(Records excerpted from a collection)
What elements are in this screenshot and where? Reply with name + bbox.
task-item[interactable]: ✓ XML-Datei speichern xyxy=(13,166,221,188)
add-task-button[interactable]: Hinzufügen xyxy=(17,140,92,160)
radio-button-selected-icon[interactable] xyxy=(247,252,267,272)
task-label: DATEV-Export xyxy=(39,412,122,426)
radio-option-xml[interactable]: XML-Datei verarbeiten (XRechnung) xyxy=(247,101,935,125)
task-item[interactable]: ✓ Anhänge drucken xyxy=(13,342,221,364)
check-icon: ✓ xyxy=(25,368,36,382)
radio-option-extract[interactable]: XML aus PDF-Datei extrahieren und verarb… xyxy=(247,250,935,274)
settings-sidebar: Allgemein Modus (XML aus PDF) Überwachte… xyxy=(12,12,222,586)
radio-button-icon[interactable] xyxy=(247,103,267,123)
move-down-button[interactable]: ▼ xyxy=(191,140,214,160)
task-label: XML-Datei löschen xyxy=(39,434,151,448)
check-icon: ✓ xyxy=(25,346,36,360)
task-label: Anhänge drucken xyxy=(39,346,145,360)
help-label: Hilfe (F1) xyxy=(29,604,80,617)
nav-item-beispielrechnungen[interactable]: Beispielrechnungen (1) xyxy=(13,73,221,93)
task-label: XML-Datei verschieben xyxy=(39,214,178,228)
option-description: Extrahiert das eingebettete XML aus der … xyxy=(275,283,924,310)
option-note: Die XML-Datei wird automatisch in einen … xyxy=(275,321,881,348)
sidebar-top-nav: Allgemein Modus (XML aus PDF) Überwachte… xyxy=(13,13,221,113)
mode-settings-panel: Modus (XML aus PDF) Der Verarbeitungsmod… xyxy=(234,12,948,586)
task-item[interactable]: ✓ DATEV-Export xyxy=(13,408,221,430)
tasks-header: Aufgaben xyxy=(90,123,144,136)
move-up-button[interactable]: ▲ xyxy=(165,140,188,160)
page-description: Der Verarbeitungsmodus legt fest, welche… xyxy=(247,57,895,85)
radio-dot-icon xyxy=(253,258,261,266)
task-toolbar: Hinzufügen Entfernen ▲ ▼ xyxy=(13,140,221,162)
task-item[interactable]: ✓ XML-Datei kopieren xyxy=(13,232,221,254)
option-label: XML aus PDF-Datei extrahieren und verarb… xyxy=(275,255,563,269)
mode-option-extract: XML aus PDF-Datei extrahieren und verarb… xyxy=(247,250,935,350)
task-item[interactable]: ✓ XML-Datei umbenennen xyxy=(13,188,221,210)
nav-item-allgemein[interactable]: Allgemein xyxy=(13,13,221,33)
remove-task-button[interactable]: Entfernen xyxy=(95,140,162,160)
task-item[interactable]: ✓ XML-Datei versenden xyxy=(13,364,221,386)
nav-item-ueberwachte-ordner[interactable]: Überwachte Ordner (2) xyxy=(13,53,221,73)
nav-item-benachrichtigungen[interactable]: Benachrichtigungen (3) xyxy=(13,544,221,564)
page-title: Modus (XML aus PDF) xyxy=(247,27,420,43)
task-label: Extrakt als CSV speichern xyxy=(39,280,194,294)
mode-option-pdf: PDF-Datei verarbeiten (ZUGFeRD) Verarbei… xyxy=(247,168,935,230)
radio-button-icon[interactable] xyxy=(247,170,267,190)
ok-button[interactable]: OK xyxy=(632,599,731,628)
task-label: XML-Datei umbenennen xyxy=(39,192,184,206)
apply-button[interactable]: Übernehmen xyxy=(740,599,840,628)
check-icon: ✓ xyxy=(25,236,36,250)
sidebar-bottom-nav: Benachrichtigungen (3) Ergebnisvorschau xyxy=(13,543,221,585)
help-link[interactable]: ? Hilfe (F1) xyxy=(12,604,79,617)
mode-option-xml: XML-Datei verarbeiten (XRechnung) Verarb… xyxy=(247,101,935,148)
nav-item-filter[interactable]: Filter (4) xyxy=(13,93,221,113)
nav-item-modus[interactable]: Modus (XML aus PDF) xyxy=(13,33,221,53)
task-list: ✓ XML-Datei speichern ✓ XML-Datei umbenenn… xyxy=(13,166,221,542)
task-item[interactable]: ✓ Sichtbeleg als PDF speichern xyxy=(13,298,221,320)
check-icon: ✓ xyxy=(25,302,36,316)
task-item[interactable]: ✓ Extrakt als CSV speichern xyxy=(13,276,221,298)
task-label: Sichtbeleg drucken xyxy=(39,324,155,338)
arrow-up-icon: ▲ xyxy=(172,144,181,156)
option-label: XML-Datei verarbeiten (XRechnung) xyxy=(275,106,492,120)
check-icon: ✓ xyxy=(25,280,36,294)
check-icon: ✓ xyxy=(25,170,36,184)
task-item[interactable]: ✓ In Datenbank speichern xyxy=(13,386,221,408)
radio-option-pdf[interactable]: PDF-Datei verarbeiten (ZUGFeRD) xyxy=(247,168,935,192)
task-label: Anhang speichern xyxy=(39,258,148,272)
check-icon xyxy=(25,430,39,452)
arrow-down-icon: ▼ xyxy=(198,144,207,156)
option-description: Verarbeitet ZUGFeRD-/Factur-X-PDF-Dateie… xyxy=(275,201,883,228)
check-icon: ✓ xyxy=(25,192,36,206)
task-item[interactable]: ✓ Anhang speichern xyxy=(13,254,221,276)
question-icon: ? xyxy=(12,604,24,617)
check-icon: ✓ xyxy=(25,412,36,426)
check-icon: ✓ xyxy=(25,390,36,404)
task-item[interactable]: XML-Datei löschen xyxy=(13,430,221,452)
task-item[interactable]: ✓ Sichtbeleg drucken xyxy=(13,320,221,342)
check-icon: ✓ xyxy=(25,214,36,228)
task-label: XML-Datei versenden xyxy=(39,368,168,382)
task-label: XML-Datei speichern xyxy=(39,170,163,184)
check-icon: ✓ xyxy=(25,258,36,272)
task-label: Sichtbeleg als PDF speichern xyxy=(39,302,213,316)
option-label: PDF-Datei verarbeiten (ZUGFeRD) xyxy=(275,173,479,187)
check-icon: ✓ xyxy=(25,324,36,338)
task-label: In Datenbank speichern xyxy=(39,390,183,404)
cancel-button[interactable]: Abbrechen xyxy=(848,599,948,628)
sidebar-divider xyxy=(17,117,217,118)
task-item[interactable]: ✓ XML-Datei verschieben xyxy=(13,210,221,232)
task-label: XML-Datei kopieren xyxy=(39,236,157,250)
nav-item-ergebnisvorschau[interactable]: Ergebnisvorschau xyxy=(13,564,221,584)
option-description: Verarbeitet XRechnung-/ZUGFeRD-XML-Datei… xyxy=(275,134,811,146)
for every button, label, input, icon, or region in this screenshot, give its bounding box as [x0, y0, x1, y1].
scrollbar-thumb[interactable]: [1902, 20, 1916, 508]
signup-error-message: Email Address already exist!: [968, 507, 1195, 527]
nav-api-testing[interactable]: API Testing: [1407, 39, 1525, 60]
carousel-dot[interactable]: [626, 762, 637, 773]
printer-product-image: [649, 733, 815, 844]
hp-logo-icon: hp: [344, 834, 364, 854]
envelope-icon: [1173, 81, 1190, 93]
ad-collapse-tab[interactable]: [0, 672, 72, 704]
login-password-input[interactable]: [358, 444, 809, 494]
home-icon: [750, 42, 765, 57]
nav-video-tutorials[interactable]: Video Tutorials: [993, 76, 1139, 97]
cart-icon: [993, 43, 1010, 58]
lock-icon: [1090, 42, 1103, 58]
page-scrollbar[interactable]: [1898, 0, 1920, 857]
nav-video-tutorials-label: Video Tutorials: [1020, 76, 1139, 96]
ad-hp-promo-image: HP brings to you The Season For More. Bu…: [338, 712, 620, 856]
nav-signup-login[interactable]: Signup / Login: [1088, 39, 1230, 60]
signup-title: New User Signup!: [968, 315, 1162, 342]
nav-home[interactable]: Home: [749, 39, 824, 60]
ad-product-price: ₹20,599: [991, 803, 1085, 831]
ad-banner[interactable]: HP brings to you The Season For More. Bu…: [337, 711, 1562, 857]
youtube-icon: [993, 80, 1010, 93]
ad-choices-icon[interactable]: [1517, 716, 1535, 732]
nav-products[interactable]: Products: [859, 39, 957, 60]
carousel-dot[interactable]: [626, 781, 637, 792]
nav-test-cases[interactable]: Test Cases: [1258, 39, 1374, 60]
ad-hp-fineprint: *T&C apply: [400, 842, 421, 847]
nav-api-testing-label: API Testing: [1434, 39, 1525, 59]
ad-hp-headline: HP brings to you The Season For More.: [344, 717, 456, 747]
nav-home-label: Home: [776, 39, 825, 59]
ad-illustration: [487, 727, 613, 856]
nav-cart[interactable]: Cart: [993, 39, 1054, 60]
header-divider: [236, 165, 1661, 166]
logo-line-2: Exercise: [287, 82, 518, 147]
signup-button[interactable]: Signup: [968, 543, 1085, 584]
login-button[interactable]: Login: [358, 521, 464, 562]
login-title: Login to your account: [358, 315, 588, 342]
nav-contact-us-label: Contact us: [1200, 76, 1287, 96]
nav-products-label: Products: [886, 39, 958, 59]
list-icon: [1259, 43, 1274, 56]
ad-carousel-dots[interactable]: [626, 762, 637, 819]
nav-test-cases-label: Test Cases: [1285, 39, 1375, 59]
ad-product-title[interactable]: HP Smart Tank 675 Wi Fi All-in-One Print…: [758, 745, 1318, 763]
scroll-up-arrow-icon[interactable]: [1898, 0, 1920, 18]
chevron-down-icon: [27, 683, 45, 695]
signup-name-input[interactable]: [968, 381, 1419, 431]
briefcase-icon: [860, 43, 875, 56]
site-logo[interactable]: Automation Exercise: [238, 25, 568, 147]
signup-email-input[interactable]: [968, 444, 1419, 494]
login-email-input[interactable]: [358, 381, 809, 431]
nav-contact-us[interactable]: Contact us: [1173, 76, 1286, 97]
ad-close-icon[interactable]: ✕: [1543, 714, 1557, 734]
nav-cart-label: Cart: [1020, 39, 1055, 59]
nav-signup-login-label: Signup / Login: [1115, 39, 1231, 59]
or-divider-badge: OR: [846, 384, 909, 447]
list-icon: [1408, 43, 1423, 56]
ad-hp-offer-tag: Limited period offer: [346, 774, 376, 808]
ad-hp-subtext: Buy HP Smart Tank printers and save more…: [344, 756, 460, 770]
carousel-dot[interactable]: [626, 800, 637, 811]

Set task. Can you write out the items word for word, from the very first line through the line containing "tasks-header: Aufgaben xyxy=(90,123,144,136)", with that line included?

Reply.
What elements are in this screenshot and where? Reply with name + bbox.
task-item[interactable]: ✓ XML-Datei speichern xyxy=(13,166,221,188)
add-task-button[interactable]: Hinzufügen xyxy=(17,140,92,160)
radio-button-selected-icon[interactable] xyxy=(247,252,267,272)
task-label: DATEV-Export xyxy=(39,412,122,426)
radio-option-xml[interactable]: XML-Datei verarbeiten (XRechnung) xyxy=(247,101,935,125)
task-item[interactable]: ✓ Anhänge drucken xyxy=(13,342,221,364)
check-icon: ✓ xyxy=(25,368,36,382)
radio-option-extract[interactable]: XML aus PDF-Datei extrahieren und verarb… xyxy=(247,250,935,274)
settings-sidebar: Allgemein Modus (XML aus PDF) Überwachte… xyxy=(12,12,222,586)
radio-button-icon[interactable] xyxy=(247,103,267,123)
move-down-button[interactable]: ▼ xyxy=(191,140,214,160)
task-label: XML-Datei löschen xyxy=(39,434,151,448)
check-icon: ✓ xyxy=(25,346,36,360)
task-label: Anhänge drucken xyxy=(39,346,145,360)
help-label: Hilfe (F1) xyxy=(29,604,80,617)
nav-item-beispielrechnungen[interactable]: Beispielrechnungen (1) xyxy=(13,73,221,93)
task-label: XML-Datei verschieben xyxy=(39,214,178,228)
option-description: Extrahiert das eingebettete XML aus der … xyxy=(275,283,924,310)
option-note: Die XML-Datei wird automatisch in einen … xyxy=(275,321,881,348)
sidebar-top-nav: Allgemein Modus (XML aus PDF) Überwachte… xyxy=(13,13,221,113)
mode-settings-panel: Modus (XML aus PDF) Der Verarbeitungsmod… xyxy=(234,12,948,586)
task-item[interactable]: ✓ DATEV-Export xyxy=(13,408,221,430)
tasks-header: Aufgaben xyxy=(90,123,144,136)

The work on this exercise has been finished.